Stored rows —

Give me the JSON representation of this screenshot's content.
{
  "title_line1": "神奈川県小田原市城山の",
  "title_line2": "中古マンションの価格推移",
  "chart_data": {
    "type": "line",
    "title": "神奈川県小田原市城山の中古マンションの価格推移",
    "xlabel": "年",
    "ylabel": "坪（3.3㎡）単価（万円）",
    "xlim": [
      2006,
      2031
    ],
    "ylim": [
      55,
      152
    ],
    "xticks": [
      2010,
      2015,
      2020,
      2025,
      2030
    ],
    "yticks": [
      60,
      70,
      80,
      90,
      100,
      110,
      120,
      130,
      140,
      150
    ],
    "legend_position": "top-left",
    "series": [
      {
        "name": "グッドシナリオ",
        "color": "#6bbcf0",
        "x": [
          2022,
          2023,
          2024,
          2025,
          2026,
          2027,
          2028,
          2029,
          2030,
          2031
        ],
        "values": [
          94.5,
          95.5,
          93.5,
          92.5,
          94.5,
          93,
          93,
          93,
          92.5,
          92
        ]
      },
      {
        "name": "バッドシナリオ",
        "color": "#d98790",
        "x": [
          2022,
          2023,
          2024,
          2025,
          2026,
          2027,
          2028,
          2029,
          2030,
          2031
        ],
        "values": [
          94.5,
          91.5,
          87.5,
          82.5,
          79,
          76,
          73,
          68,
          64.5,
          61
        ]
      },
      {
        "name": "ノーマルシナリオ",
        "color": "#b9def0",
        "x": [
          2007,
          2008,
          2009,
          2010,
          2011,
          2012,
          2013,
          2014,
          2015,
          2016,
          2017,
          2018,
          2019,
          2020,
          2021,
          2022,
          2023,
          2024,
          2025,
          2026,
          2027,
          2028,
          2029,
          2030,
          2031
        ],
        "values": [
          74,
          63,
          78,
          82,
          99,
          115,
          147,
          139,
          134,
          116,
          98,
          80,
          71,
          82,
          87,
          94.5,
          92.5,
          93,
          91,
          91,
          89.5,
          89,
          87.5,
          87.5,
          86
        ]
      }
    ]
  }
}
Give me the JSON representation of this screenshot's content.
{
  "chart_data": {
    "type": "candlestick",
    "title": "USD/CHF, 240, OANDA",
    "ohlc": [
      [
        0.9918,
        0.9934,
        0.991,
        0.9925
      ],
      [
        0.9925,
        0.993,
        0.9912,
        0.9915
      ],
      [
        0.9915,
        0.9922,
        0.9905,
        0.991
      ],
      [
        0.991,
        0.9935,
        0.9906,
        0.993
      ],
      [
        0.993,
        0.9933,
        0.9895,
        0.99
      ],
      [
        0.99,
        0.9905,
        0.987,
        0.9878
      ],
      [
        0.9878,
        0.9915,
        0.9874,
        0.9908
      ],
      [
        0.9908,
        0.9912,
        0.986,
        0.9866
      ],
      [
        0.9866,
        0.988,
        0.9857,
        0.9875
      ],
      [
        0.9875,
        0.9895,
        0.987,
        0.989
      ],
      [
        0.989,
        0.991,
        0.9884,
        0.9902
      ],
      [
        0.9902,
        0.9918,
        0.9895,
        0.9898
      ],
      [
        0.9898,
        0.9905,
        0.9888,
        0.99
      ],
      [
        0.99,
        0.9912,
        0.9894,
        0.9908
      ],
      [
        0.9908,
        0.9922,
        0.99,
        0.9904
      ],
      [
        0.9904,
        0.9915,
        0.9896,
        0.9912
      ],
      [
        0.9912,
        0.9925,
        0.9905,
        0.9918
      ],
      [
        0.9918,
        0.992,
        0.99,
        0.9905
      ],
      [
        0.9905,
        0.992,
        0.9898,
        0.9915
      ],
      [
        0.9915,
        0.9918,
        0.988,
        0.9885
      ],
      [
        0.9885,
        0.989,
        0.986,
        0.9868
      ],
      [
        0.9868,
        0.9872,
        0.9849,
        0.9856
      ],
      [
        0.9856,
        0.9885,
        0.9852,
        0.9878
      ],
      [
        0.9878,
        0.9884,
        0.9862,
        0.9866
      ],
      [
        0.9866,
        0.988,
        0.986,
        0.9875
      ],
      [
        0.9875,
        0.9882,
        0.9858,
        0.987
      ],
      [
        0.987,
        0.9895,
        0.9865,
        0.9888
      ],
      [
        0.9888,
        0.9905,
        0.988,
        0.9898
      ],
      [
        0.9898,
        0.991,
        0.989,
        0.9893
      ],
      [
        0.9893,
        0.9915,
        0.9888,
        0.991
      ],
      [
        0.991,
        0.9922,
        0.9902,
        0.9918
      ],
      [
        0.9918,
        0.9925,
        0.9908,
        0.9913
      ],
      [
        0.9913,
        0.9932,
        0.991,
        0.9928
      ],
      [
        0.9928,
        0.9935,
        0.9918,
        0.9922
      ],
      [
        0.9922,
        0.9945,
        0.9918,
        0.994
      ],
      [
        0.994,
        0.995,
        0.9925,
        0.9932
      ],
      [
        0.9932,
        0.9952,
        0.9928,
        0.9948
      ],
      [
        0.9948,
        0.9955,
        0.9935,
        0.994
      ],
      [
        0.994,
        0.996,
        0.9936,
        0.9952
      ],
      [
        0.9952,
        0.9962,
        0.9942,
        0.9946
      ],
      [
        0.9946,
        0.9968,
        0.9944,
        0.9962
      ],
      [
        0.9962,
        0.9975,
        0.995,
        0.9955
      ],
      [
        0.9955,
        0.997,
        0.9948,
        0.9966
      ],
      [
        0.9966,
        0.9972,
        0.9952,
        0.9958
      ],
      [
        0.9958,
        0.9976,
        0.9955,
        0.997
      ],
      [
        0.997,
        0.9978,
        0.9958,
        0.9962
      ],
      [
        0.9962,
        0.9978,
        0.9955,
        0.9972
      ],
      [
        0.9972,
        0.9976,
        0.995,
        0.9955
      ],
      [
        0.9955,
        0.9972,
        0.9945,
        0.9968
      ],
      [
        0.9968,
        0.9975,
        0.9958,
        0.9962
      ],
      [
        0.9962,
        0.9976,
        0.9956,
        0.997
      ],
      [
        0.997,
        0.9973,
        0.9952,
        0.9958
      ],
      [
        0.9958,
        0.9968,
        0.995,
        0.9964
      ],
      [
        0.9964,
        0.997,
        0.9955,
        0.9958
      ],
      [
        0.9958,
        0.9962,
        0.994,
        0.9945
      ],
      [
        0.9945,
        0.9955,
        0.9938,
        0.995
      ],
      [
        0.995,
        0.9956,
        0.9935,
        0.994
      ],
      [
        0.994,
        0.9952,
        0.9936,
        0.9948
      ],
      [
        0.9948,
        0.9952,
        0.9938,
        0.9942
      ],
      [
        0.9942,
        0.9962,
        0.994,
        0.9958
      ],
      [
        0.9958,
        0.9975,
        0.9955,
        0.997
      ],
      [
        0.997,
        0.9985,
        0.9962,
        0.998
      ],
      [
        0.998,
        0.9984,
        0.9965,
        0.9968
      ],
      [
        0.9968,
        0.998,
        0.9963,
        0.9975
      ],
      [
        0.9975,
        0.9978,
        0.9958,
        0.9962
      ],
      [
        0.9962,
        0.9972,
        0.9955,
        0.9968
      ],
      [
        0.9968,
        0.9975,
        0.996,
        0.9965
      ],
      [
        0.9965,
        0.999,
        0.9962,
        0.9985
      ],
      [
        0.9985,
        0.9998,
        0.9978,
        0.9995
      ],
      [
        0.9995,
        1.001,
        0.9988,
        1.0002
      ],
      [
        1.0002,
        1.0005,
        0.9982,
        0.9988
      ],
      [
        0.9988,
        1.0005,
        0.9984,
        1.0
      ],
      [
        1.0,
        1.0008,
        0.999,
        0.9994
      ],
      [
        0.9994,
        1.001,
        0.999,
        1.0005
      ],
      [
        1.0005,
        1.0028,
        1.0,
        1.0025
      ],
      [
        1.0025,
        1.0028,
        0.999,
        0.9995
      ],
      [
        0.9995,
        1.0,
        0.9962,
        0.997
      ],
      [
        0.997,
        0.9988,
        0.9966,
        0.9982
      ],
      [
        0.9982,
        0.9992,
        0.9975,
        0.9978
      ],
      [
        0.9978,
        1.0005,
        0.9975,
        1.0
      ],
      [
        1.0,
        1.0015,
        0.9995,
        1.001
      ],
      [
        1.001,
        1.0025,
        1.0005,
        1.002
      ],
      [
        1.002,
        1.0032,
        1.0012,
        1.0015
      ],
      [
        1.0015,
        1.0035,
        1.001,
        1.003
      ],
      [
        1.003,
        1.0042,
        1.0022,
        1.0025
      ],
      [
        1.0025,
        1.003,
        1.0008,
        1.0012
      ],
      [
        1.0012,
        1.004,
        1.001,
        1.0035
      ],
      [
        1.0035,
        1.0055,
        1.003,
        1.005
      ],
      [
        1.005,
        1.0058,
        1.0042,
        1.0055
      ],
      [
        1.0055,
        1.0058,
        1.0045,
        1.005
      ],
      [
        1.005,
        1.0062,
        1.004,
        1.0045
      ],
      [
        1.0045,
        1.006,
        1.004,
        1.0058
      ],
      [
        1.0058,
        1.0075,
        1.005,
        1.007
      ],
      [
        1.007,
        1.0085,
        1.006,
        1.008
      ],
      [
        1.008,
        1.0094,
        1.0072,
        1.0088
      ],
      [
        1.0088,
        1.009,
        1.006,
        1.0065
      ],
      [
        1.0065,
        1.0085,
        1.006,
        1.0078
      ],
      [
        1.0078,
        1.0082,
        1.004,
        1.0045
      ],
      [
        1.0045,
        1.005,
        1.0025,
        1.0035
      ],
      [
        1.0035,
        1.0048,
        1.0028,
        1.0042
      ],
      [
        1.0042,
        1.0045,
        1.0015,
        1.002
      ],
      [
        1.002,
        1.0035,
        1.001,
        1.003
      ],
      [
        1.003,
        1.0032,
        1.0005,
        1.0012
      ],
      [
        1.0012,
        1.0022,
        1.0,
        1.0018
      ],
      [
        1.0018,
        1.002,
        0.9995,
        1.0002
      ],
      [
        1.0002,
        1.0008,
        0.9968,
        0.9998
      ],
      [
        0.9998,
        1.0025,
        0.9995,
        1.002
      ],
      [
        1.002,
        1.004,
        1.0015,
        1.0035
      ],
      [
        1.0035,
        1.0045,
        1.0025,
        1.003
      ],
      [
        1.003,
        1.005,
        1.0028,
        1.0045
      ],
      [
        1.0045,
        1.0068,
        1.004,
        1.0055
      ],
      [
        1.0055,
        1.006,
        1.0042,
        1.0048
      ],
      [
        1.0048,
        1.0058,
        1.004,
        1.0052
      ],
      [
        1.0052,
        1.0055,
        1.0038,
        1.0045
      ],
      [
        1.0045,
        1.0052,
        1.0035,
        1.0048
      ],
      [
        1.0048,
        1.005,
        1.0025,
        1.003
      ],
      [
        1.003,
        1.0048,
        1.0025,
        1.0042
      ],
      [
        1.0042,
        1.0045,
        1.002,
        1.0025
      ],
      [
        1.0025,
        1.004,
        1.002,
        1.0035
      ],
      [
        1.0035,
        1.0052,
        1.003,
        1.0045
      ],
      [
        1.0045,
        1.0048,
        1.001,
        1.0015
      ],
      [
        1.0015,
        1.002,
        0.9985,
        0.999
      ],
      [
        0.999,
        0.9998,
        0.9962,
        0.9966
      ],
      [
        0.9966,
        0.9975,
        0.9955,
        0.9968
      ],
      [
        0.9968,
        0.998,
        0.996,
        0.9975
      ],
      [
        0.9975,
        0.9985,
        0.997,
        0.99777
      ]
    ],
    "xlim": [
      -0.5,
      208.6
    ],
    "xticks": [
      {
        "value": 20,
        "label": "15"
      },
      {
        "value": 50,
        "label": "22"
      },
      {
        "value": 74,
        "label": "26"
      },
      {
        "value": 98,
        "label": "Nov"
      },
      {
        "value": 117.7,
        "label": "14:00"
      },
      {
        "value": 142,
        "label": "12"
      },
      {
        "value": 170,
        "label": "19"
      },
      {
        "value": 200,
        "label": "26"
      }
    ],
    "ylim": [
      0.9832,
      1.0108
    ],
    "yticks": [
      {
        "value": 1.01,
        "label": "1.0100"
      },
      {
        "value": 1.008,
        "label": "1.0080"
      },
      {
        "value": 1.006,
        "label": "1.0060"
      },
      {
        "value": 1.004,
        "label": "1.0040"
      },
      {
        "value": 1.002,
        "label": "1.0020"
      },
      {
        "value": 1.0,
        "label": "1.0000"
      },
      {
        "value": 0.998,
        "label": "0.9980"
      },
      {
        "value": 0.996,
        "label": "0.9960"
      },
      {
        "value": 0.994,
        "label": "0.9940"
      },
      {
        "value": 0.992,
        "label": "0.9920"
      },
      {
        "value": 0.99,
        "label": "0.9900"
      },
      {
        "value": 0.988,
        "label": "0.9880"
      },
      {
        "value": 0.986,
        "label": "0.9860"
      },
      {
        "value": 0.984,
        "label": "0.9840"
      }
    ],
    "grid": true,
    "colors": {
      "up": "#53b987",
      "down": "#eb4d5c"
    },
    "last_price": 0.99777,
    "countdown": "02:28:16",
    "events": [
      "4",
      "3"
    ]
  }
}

Goal — In the material above, show every line where the word "name" turns up.

Problem solution —
        "name": "グッドシナリオ",
        "name": "バッドシナリオ",
        "name": "ノーマルシナリオ",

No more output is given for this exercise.